Spatial annotation records
* * *

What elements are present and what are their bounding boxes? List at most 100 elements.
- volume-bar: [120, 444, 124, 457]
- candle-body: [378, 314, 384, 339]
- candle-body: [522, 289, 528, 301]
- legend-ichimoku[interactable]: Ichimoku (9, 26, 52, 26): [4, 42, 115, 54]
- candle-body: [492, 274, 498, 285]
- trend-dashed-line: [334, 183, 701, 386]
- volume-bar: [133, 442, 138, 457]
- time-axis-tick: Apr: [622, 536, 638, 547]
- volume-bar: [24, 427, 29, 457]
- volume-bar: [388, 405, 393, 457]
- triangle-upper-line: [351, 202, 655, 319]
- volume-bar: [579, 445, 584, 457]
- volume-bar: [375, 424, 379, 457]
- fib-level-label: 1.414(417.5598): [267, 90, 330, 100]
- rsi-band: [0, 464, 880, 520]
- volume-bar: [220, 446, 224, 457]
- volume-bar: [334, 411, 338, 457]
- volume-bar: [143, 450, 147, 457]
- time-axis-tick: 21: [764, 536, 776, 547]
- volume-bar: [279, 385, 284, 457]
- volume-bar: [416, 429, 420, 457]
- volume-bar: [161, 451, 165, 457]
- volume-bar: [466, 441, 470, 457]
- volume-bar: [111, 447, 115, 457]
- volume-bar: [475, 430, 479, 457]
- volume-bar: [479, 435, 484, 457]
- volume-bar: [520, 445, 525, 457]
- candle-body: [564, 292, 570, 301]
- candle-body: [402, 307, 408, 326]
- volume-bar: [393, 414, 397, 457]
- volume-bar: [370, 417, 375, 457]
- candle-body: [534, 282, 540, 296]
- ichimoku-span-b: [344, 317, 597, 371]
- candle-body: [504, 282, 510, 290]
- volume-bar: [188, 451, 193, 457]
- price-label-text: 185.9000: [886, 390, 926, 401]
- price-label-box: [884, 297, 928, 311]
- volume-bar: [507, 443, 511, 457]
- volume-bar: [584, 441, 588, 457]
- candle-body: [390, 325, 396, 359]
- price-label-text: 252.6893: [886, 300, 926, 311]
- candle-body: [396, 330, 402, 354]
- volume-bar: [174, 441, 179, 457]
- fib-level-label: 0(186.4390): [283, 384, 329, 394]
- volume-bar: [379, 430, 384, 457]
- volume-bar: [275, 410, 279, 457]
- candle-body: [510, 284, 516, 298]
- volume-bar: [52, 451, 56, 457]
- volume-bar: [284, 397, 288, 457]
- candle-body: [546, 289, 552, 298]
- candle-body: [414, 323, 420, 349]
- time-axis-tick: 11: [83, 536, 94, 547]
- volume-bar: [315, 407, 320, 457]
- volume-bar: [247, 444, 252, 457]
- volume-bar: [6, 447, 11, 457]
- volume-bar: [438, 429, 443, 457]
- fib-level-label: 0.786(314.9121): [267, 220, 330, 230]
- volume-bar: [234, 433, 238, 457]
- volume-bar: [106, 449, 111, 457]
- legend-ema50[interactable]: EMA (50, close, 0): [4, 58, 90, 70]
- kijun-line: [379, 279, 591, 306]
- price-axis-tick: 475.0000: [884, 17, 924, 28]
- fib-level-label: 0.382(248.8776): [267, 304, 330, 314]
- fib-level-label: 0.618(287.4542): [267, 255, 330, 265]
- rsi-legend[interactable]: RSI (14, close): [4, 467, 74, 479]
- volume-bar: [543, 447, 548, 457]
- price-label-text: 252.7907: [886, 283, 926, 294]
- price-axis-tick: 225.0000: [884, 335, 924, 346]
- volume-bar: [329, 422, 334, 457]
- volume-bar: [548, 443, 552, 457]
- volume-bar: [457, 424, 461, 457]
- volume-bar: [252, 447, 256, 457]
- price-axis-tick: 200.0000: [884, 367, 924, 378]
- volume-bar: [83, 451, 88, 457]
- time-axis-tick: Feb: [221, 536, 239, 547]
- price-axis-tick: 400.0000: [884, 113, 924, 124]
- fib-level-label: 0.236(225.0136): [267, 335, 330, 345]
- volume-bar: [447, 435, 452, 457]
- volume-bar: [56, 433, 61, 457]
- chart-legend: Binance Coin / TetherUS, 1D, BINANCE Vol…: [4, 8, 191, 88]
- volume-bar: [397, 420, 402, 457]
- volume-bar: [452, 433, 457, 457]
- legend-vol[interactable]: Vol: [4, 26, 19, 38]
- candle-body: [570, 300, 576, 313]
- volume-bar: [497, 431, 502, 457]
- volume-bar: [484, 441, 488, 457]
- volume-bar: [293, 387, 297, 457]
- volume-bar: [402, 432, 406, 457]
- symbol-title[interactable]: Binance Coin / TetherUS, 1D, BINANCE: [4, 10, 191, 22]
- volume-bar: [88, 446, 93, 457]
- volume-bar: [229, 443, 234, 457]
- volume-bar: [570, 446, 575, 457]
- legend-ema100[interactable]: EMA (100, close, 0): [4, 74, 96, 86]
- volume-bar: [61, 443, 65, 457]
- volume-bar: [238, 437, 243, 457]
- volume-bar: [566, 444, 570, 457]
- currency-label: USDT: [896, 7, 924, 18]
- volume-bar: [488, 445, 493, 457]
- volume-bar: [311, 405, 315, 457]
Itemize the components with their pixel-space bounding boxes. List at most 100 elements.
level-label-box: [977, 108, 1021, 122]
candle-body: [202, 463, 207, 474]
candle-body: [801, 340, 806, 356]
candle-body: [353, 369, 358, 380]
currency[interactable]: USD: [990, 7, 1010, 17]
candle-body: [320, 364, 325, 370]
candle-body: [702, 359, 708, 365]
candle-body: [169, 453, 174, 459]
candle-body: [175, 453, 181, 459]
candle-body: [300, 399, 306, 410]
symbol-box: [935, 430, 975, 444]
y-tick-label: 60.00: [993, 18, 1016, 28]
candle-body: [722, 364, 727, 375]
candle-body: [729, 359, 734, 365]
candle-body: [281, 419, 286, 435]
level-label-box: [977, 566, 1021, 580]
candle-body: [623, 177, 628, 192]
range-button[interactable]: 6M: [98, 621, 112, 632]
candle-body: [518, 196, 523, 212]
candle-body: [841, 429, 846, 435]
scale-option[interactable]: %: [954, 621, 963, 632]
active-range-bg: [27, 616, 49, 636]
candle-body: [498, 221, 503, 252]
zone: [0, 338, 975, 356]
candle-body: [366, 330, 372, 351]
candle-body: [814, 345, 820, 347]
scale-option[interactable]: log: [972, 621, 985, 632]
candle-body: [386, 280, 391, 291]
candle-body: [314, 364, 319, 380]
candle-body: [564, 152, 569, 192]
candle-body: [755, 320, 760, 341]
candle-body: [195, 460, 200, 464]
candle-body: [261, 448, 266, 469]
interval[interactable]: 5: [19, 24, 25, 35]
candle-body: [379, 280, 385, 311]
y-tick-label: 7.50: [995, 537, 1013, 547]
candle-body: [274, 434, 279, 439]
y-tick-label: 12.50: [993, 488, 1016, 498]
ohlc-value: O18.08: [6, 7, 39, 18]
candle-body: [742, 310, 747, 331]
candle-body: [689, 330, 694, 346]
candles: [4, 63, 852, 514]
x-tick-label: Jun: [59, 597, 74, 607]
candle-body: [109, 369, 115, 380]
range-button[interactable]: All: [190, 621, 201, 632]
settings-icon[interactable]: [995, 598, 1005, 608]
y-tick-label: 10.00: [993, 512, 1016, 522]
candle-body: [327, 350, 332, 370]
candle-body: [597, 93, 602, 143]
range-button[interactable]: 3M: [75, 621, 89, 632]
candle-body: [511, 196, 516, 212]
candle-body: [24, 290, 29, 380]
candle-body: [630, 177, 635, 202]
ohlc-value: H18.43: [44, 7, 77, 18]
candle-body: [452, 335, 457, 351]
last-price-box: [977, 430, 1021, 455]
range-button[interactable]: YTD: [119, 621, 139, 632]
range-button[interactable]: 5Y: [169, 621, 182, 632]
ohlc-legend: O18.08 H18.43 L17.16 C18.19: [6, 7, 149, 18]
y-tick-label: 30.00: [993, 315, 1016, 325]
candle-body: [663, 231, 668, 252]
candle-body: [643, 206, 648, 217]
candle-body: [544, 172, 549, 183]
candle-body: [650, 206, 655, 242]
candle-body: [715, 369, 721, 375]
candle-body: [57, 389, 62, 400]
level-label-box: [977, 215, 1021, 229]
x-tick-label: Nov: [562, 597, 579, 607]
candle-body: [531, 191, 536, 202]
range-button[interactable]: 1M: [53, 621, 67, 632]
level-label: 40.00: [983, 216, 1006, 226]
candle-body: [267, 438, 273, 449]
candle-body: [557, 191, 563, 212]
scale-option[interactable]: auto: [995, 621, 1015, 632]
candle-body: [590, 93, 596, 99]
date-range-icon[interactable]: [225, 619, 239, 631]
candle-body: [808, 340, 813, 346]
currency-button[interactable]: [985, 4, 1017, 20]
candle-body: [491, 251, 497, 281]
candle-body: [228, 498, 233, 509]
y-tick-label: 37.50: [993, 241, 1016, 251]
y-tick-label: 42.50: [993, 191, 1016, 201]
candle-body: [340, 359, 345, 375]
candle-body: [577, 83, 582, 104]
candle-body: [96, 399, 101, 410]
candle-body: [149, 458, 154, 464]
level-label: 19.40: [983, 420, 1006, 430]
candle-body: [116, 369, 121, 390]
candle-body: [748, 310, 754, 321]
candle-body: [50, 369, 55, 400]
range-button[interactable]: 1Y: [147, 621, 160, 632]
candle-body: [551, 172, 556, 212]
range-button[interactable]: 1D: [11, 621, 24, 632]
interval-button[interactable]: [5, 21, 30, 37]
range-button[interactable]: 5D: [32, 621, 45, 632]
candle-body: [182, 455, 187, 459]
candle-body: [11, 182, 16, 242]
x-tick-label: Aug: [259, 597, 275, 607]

* * *

- DIRECTIONS -
Copy out, word for word, the stretch of the records from the very beginning through the line containing "- volume-bar: [438, 429, 443, 457]", including that line.

- FULL OUTPUT -
What elements are present and what are their bounding boxes? List at most 100 elements.
- volume-bar: [120, 444, 124, 457]
- candle-body: [378, 314, 384, 339]
- candle-body: [522, 289, 528, 301]
- legend-ichimoku[interactable]: Ichimoku (9, 26, 52, 26): [4, 42, 115, 54]
- candle-body: [492, 274, 498, 285]
- trend-dashed-line: [334, 183, 701, 386]
- volume-bar: [133, 442, 138, 457]
- time-axis-tick: Apr: [622, 536, 638, 547]
- volume-bar: [24, 427, 29, 457]
- volume-bar: [388, 405, 393, 457]
- triangle-upper-line: [351, 202, 655, 319]
- volume-bar: [579, 445, 584, 457]
- volume-bar: [375, 424, 379, 457]
- fib-level-label: 1.414(417.5598): [267, 90, 330, 100]
- rsi-band: [0, 464, 880, 520]
- volume-bar: [220, 446, 224, 457]
- volume-bar: [334, 411, 338, 457]
- volume-bar: [143, 450, 147, 457]
- time-axis-tick: 21: [764, 536, 776, 547]
- volume-bar: [279, 385, 284, 457]
- volume-bar: [416, 429, 420, 457]
- volume-bar: [161, 451, 165, 457]
- volume-bar: [466, 441, 470, 457]
- volume-bar: [111, 447, 115, 457]
- volume-bar: [475, 430, 479, 457]
- volume-bar: [479, 435, 484, 457]
- volume-bar: [520, 445, 525, 457]
- candle-body: [564, 292, 570, 301]
- candle-body: [402, 307, 408, 326]
- volume-bar: [393, 414, 397, 457]
- volume-bar: [370, 417, 375, 457]
- candle-body: [534, 282, 540, 296]
- ichimoku-span-b: [344, 317, 597, 371]
- candle-body: [504, 282, 510, 290]
- volume-bar: [188, 451, 193, 457]
- price-label-text: 185.9000: [886, 390, 926, 401]
- price-label-box: [884, 297, 928, 311]
- volume-bar: [507, 443, 511, 457]
- volume-bar: [584, 441, 588, 457]
- candle-body: [390, 325, 396, 359]
- price-label-text: 252.6893: [886, 300, 926, 311]
- candle-body: [396, 330, 402, 354]
- volume-bar: [174, 441, 179, 457]
- fib-level-label: 0(186.4390): [283, 384, 329, 394]
- volume-bar: [379, 430, 384, 457]
- volume-bar: [275, 410, 279, 457]
- candle-body: [510, 284, 516, 298]
- volume-bar: [52, 451, 56, 457]
- volume-bar: [284, 397, 288, 457]
- candle-body: [546, 289, 552, 298]
- candle-body: [414, 323, 420, 349]
- time-axis-tick: 11: [83, 536, 94, 547]
- volume-bar: [315, 407, 320, 457]
- volume-bar: [247, 444, 252, 457]
- volume-bar: [6, 447, 11, 457]
- volume-bar: [438, 429, 443, 457]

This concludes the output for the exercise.